▶ **WRITTEN PROBLEM**:
Can you restate the records below word for word?

▶ **TASK INPUTS**:
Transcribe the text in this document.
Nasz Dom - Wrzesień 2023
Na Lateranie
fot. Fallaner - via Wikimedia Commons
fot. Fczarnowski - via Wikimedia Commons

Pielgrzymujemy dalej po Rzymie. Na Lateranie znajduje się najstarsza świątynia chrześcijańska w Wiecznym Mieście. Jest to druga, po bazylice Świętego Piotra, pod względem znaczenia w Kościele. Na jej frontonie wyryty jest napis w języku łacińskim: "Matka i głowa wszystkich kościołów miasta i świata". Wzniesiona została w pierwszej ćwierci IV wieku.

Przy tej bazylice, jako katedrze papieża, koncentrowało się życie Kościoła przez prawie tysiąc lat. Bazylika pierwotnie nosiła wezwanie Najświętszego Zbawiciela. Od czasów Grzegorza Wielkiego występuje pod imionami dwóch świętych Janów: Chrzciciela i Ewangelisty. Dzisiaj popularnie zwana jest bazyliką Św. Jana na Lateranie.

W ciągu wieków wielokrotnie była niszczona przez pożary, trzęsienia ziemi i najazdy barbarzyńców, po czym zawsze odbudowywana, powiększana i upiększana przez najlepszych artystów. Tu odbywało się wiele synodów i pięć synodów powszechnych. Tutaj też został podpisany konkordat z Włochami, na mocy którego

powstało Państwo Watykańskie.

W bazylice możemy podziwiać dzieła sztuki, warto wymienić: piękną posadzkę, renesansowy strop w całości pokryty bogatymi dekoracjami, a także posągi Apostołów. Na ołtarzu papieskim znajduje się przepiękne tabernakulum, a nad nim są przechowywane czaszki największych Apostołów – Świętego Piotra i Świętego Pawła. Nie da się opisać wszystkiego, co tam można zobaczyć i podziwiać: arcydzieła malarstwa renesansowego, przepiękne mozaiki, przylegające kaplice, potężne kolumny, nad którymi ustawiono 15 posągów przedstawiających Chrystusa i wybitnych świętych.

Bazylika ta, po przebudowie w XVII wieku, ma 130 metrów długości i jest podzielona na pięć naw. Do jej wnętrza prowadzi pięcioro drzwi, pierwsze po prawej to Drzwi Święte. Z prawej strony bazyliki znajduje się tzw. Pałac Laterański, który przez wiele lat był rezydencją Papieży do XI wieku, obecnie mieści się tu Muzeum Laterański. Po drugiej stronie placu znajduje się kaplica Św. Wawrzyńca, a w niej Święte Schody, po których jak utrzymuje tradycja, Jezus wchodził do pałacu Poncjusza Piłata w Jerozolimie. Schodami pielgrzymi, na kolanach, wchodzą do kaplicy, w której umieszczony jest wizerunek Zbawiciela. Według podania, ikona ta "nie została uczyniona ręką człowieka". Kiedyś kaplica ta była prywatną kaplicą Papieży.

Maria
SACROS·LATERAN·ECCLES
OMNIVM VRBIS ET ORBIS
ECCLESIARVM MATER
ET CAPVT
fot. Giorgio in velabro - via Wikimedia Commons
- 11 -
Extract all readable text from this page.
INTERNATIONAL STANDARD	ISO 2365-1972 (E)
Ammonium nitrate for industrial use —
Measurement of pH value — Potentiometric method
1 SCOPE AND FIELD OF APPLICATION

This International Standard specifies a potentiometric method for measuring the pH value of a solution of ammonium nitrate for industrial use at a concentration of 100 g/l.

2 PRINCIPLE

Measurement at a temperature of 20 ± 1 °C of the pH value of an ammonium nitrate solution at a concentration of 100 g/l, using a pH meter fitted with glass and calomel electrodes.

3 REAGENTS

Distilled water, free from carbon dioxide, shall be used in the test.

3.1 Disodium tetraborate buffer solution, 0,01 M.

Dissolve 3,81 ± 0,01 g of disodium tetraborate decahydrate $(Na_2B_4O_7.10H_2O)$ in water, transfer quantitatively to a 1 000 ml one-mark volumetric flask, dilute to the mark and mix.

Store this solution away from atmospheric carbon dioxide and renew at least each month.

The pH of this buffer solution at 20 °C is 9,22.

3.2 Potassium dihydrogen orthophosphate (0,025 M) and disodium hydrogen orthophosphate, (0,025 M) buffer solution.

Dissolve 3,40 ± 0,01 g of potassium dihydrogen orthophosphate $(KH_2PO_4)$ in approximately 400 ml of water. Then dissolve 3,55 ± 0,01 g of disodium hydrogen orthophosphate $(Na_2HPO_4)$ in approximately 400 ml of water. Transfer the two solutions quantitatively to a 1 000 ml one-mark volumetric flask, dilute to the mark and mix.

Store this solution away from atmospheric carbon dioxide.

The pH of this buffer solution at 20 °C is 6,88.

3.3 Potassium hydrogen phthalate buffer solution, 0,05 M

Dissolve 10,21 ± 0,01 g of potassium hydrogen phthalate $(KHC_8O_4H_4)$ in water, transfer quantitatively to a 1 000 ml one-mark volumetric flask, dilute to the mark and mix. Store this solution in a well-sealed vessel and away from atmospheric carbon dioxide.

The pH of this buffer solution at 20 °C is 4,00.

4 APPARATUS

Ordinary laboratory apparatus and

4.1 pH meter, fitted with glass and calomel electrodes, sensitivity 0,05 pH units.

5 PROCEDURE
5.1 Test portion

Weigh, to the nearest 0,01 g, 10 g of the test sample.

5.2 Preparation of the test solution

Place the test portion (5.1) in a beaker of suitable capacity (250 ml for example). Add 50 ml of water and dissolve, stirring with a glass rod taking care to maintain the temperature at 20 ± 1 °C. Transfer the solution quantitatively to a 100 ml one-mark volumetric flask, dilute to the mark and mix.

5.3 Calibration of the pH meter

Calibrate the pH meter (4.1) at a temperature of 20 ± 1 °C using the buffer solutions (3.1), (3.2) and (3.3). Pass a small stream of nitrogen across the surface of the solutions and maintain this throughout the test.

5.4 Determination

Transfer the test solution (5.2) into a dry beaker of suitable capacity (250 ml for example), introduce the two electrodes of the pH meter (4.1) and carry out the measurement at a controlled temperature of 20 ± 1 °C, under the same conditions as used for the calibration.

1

▶ **FINAL RESULT**:
Transcribe the text in this document.
Nasz Dom - Wrzesień 2023
Na Lateranie
fot. Fallaner - via Wikimedia Commons
fot. Fczarnowski - via Wikimedia Commons

Pielgrzymujemy dalej po Rzymie. Na Lateranie znajduje się najstarsza świątynia chrześcijańska w Wiecznym Mieście. Jest to druga, po bazylice Świętego Piotra, pod względem znaczenia w Kościele. Na jej frontonie wyryty jest napis w języku łacińskim: "Matka i głowa wszystkich kościołów miasta i świata". Wzniesiona została w pierwszej ćwierci IV wieku.

Przy tej bazylice, jako katedrze papieża, koncentrowało się życie Kościoła przez prawie tysiąc lat. Bazylika pierwotnie nosiła wezwanie Najświętszego Zbawiciela. Od czasów Grzegorza Wielkiego występuje pod imionami dwóch świętych Janów: Chrzciciela i Ewangelisty. Dzisiaj popularnie zwana jest bazyliką Św. Jana na Lateranie.

W ciągu wieków wielokrotnie była niszczona przez pożary, trzęsienia ziemi i najazdy barbarzyńców, po czym zawsze odbudowywana, powiększana i upiększana przez najlepszych artystów. Tu odbywało się wiele synodów i pięć synodów powszechnych. Tutaj też został podpisany konkordat z Włochami, na mocy którego

powstało Państwo Watykańskie.

W bazylice możemy podziwiać dzieła sztuki, warto wymienić: piękną posadzkę, renesansowy strop w całości pokryty bogatymi dekoracjami, a także posągi Apostołów. Na ołtarzu papieskim znajduje się przepiękne tabernakulum, a nad nim są przechowywane czaszki największych Apostołów – Świętego Piotra i Świętego Pawła. Nie da się opisać wszystkiego, co tam można zobaczyć i podziwiać: arcydzieła malarstwa renesansowego, przepiękne mozaiki, przylegające kaplice, potężne kolumny, nad którymi ustawiono 15 posągów przedstawiających Chrystusa i wybitnych świętych.

Bazylika ta, po przebudowie w XVII wieku, ma 130 metrów długości i jest podzielona na pięć naw. Do jej wnętrza prowadzi pięcioro drzwi, pierwsze po prawej to Drzwi Święte. Z prawej strony bazyliki znajduje się tzw. Pałac Laterański, który przez wiele lat był rezydencją Papieży do XI wieku, obecnie mieści się tu Muzeum Laterański. Po drugiej stronie placu znajduje się kaplica Św. Wawrzyńca, a w niej Święte Schody, po których jak utrzymuje tradycja, Jezus wchodził do pałacu Poncjusza Piłata w Jerozolimie. Schodami pielgrzymi, na kolanach, wchodzą do kaplicy, w której umieszczony jest wizerunek Zbawiciela. Według podania, ikona ta "nie została uczyniona ręką człowieka". Kiedyś kaplica ta była prywatną kaplicą Papieży.

Maria
SACROS·LATERAN·ECCLES
OMNIVM VRBIS ET ORBIS
ECCLESIARVM MATER
ET CAPVT
fot. Giorgio in velabro - via Wikimedia Commons
- 11 -
Extract all readable text from this page.
INTERNATIONAL STANDARD	ISO 2365-1972 (E)
Ammonium nitrate for industrial use —
Measurement of pH value — Potentiometric method
1 SCOPE AND FIELD OF APPLICATION

This International Standard specifies a potentiometric method for measuring the pH value of a solution of ammonium nitrate for industrial use at a concentration of 100 g/l.

2 PRINCIPLE

Measurement at a temperature of 20 ± 1 °C of the pH value of an ammonium nitrate solution at a concentration of 100 g/l, using a pH meter fitted with glass and calomel electrodes.

3 REAGENTS

Distilled water, free from carbon dioxide, shall be used in the test.

3.1 Disodium tetraborate buffer solution, 0,01 M.

Dissolve 3,81 ± 0,01 g of disodium tetraborate decahydrate $(Na_2B_4O_7.10H_2O)$ in water, transfer quantitatively to a 1 000 ml one-mark volumetric flask, dilute to the mark and mix.

Store this solution away from atmospheric carbon dioxide and renew at least each month.

The pH of this buffer solution at 20 °C is 9,22.

3.2 Potassium dihydrogen orthophosphate (0,025 M) and disodium hydrogen orthophosphate, (0,025 M) buffer solution.

Dissolve 3,40 ± 0,01 g of potassium dihydrogen orthophosphate $(KH_2PO_4)$ in approximately 400 ml of water. Then dissolve 3,55 ± 0,01 g of disodium hydrogen orthophosphate $(Na_2HPO_4)$ in approximately 400 ml of water. Transfer the two solutions quantitatively to a 1 000 ml one-mark volumetric flask, dilute to the mark and mix.

Store this solution away from atmospheric carbon dioxide.

The pH of this buffer solution at 20 °C is 6,88.

3.3 Potassium hydrogen phthalate buffer solution, 0,05 M

Dissolve 10,21 ± 0,01 g of potassium hydrogen phthalate $(KHC_8O_4H_4)$ in water, transfer quantitatively to a 1 000 ml one-mark volumetric flask, dilute to the mark and mix. Store this solution in a well-sealed vessel and away from atmospheric carbon dioxide.

The pH of this buffer solution at 20 °C is 4,00.

4 APPARATUS

Ordinary laboratory apparatus and

4.1 pH meter, fitted with glass and calomel electrodes, sensitivity 0,05 pH units.

5 PROCEDURE
5.1 Test portion

Weigh, to the nearest 0,01 g, 10 g of the test sample.

5.2 Preparation of the test solution

Place the test portion (5.1) in a beaker of suitable capacity (250 ml for example). Add 50 ml of water and dissolve, stirring with a glass rod taking care to maintain the temperature at 20 ± 1 °C. Transfer the solution quantitatively to a 100 ml one-mark volumetric flask, dilute to the mark and mix.

5.3 Calibration of the pH meter

Calibrate the pH meter (4.1) at a temperature of 20 ± 1 °C using the buffer solutions (3.1), (3.2) and (3.3). Pass a small stream of nitrogen across the surface of the solutions and maintain this throughout the test.

5.4 Determination

Transfer the test solution (5.2) into a dry beaker of suitable capacity (250 ml for example), introduce the two electrodes of the pH meter (4.1) and carry out the measurement at a controlled temperature of 20 ± 1 °C, under the same conditions as used for the calibration.

1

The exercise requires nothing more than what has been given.